◆ Written exercise: Find the string "JSON" in the records. Copy every line it appears in.

(Entries with figure data)
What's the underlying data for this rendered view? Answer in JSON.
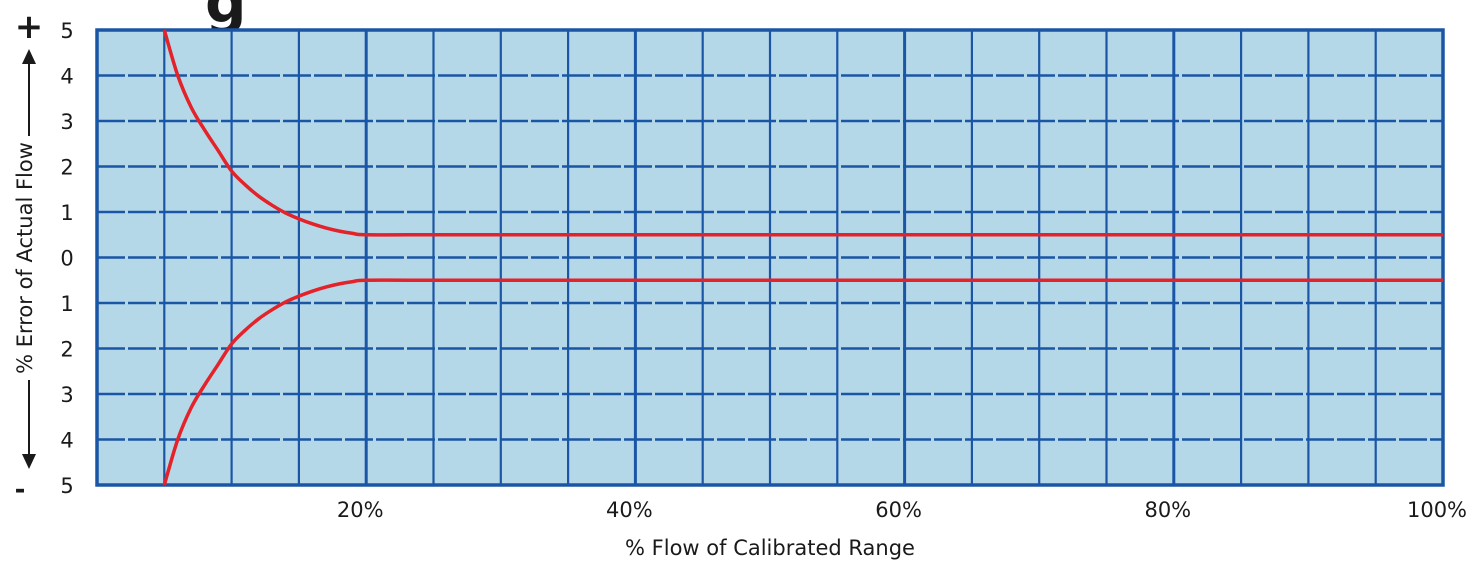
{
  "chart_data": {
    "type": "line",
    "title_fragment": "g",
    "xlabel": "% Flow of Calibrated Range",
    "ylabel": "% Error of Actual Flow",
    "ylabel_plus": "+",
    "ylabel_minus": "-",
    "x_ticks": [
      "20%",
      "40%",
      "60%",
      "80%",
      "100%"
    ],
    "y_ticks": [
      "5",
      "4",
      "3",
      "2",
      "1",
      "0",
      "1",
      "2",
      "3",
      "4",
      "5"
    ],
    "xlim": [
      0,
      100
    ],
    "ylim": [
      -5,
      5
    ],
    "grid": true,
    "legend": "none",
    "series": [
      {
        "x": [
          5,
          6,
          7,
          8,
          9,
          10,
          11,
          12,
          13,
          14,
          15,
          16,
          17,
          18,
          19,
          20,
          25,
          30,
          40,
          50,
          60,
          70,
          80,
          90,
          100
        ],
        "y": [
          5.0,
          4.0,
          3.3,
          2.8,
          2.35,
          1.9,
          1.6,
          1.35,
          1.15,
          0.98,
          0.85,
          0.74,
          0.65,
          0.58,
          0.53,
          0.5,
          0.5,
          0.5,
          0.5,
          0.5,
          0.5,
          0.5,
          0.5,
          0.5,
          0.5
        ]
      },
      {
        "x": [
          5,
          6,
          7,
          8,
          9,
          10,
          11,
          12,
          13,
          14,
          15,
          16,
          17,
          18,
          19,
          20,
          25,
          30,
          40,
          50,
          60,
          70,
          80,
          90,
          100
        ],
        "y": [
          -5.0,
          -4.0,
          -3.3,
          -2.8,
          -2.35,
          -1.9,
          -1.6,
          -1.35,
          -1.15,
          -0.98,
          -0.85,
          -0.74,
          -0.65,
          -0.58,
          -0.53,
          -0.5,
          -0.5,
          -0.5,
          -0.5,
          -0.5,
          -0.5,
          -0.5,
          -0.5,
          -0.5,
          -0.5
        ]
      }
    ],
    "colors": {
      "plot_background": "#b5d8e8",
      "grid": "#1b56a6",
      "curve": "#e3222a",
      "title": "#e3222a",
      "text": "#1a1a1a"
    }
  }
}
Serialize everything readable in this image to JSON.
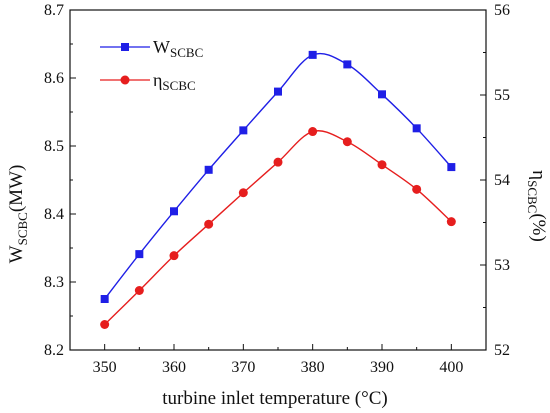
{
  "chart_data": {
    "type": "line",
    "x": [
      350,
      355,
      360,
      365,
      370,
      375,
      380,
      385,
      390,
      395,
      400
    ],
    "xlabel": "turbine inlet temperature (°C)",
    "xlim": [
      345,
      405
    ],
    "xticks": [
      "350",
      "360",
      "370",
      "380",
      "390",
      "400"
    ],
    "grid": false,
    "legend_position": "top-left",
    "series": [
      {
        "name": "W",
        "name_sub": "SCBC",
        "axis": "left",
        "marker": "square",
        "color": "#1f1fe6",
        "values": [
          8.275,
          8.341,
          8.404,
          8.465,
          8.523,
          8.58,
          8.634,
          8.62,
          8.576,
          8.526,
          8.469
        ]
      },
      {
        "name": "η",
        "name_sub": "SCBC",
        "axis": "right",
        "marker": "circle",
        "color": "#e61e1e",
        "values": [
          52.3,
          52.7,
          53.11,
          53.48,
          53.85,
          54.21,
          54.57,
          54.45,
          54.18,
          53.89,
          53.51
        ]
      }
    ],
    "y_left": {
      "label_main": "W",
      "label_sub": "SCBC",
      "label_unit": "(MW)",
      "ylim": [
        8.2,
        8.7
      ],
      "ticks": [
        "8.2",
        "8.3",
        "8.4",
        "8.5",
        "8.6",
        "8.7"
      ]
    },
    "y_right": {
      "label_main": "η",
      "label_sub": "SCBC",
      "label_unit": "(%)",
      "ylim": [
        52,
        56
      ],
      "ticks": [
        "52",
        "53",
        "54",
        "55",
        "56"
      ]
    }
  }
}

◆ Task output:
What's the underlying data for this rendered view? Answer in JSON.
Serialize everything readable in this image to JSON.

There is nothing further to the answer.